Working data:
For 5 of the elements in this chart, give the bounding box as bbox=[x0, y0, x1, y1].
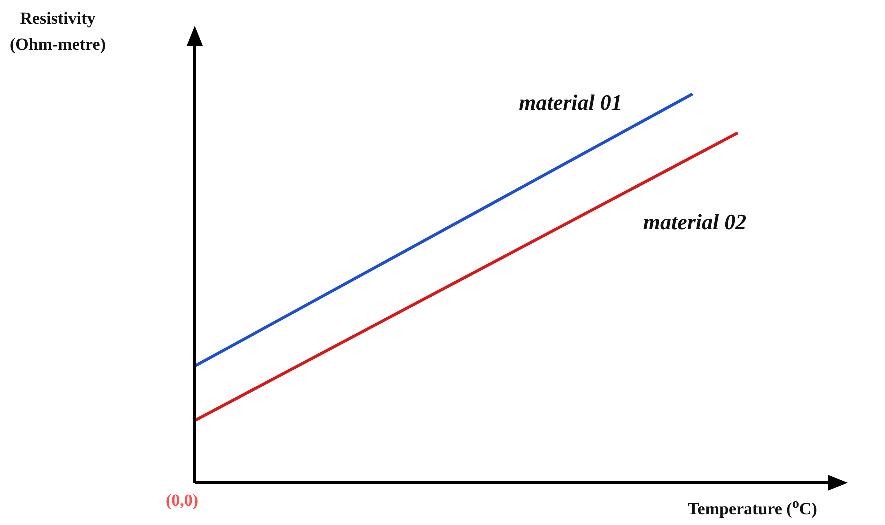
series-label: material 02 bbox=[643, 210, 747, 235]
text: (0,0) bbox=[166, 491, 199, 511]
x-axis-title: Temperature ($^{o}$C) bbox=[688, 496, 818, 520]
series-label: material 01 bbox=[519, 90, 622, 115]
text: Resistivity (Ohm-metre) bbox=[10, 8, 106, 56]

Aim:
Format each line of the listing above as a Markdown table with the columns Row and Entry, numbering the rows in order. Omit blank lines and leave the pictures out.

Response:
| Row | Entry |
|---|---|
| 1 | For 5 of the elements in this chart, give the bounding box as bbox=[x0, y0, x1, y1]. |
| 2 | series-label: material 02 bbox=[643, 210, 747, 235] |
| 3 | text: (0,0) bbox=[166, 491, 199, 511] |
| 4 | x-axis-title: Temperature ($^{o}$C) bbox=[688, 496, 818, 520] |
| 5 | series-label: material 01 bbox=[519, 90, 622, 115] |
| 6 | text: Resistivity (Ohm-metre) bbox=[10, 8, 106, 56] |